> [PROBLEM TO WORK ON]:
List each line holding the string "Kappel".

A block of data
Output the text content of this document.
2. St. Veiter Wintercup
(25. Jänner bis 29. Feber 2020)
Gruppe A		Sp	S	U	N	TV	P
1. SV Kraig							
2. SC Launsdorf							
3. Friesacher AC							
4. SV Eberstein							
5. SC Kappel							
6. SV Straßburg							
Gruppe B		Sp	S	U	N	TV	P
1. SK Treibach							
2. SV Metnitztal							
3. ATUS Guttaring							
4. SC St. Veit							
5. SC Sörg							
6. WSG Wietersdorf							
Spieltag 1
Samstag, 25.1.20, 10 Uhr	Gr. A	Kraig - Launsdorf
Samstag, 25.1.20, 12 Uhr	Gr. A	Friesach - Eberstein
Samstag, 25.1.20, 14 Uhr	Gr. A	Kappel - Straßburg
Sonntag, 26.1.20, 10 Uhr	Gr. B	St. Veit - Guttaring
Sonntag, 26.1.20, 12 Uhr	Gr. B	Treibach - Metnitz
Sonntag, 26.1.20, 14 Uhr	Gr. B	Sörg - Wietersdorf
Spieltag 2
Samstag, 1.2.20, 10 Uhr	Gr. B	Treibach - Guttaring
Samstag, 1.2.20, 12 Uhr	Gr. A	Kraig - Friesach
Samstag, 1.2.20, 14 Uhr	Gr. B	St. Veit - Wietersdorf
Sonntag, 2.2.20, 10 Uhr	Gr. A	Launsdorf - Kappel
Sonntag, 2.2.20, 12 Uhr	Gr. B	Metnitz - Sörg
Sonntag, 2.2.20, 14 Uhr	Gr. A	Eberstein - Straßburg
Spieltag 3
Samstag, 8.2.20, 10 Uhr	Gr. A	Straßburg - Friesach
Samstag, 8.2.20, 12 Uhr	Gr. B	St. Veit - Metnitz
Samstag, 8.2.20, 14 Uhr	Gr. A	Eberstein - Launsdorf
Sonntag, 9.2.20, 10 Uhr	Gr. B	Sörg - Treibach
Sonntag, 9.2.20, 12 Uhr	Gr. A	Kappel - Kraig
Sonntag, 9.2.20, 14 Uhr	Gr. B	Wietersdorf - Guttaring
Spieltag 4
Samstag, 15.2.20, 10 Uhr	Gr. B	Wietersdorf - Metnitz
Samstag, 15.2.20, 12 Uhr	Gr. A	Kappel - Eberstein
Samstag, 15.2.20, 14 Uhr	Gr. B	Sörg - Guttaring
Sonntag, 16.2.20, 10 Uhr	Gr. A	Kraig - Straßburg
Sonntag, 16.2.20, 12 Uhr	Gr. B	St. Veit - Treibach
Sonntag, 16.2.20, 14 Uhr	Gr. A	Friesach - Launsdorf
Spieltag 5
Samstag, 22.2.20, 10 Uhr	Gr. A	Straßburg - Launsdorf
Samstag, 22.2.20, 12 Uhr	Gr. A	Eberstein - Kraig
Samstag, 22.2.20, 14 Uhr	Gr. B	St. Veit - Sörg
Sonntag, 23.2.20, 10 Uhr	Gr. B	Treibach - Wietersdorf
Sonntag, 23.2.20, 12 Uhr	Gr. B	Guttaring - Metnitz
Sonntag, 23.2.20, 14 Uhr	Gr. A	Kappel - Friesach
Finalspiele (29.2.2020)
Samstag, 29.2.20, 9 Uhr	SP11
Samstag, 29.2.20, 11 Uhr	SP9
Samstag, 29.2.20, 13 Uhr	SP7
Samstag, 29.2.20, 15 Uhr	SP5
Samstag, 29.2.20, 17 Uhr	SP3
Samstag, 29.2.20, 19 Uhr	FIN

> [EXERCISE RESULT]:
5. SC Kappel							
Samstag, 25.1.20, 14 Uhr	Gr. A	Kappel - Straßburg
Sonntag, 2.2.20, 10 Uhr	Gr. A	Launsdorf - Kappel
Sonntag, 9.2.20, 12 Uhr	Gr. A	Kappel - Kraig
Samstag, 15.2.20, 12 Uhr	Gr. A	Kappel - Eberstein
Sonntag, 23.2.20, 14 Uhr	Gr. A	Kappel - Friesach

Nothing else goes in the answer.